Stimulating adenosine signaling through adora2b ameliorated PAN-induced injury in NHP podocytes
After confirming that Adora2b is a direct target of miR-27b, we sought to investigate whether miR-27b’s effects are mediated through Adora2B expression upon PAN treatment. We used RNAi approach to knockdown Adora2b expression in NHP podocytes and achieved efficient knockdown of both mRNA and protein expression (Fig. 7a). We then investigated whether knockdown of Adora2b would have similar phenotype as miR-27 upregulation. Indeed, Adora2b knockdown resulted in significant loss-of-cell viability in NHP podocytes upon PAN treatment, which was similar to miR-27b mimic transfection (Fig. 7b). Meanwhile, stimulating Adenosine signaling pathway by a pan-Adora2 receptor agonist, NECA, had the opposite effect and could significantly attenuate PAN-induced apoptosis (Fig. 7c). To further demonstrate that Adora2B was involved in the process of PAN-induced apoptosis of NHP, we constructed two shRNA to knockdown Adora2b (Fig. 7d) and found Adora2b knockdown resulted in increase of activated Caspase3 expression (Fig. 7e, f). To further confirm our findings, we cloned Adora2b gene into a lentiviral expression system and overexpressed it in NHP podocytes (Fig. 7g, h). Overexpression of Adora2b itself exhibited only modest protective effects on PAN-induced cell death, however, when combined with NECA stimulation, Adora2b overexpressed cells had significantly higher cell viability compared to empty vector transduced controls (Fig. 7i). The expression of apoptosis marker, cleaved caspase-3, was also lower in Adora2b overexpression and NECA treated cells (Fig. 7j, k). Thus, our data suggest that stimulating adenosine signaling pathway through Adora2b improved podocyte survival upon PAN-induced toxicity and miR-27b regulates podocyte survival through inhibiting Adora2b expression.

——

Exercise prompt. List, in order of appearance, every parenthetical figure citation in the passage above on Adora2b and podocyte survival.

——

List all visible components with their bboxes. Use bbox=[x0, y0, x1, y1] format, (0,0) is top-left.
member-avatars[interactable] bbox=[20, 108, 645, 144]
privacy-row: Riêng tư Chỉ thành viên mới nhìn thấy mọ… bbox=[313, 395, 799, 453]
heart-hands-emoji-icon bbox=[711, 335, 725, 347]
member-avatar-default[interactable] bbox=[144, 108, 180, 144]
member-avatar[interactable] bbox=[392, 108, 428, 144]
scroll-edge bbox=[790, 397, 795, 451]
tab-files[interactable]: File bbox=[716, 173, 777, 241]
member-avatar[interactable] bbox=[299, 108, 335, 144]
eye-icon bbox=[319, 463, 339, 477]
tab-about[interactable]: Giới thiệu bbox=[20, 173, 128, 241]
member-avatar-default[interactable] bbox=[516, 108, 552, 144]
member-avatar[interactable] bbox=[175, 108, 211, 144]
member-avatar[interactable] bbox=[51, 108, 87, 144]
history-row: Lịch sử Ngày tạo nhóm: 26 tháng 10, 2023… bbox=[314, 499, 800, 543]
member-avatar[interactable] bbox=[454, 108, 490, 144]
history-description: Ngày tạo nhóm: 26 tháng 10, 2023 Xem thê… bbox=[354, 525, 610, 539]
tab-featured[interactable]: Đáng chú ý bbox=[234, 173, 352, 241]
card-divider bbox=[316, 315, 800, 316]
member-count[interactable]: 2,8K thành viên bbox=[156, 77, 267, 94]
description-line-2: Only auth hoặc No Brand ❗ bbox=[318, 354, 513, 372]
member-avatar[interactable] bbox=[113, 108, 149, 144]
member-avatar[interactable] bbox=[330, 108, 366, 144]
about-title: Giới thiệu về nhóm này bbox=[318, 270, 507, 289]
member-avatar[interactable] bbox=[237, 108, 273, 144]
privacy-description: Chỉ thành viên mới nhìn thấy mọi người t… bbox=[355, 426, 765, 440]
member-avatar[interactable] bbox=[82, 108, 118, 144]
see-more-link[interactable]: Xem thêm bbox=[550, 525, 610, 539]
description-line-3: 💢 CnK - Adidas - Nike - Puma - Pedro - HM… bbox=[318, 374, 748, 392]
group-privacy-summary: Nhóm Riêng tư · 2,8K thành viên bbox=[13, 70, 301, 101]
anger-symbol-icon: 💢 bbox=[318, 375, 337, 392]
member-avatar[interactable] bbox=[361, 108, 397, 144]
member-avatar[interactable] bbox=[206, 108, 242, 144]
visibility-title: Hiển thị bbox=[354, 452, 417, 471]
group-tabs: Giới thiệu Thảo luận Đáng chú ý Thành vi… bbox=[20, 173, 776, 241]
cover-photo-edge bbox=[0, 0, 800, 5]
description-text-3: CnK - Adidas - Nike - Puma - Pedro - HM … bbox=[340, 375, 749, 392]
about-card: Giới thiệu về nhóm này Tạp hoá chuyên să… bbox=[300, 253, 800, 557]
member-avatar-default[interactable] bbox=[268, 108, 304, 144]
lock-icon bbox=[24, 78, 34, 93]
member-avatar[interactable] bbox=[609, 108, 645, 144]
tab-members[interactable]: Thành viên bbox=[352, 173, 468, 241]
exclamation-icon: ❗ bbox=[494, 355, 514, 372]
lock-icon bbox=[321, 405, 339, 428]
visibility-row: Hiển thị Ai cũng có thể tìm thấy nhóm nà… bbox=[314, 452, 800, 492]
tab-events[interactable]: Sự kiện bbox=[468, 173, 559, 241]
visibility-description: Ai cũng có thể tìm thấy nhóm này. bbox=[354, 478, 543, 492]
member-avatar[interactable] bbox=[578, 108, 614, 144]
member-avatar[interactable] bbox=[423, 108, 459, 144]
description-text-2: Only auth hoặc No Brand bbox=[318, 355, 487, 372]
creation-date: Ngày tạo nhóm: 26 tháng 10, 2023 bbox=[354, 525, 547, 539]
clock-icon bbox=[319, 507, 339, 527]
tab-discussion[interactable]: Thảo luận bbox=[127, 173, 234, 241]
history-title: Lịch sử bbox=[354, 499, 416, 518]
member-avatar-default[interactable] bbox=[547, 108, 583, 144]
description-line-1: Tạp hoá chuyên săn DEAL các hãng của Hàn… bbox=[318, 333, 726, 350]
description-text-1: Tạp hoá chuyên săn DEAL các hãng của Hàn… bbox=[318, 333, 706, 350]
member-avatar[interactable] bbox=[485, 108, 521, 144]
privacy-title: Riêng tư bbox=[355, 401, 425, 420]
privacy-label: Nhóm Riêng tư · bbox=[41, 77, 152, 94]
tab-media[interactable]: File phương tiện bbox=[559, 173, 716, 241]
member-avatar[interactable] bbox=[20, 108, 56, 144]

——

The completed task.
1. (Fig. 7a)
2. (Fig. 7b)
3. (Fig. 7c)
4. (Fig. 7d)
5. (Fig. 7e, f)
6. (Fig. 7g, h)
7. (Fig. 7i)
8. (Fig. 7j, k)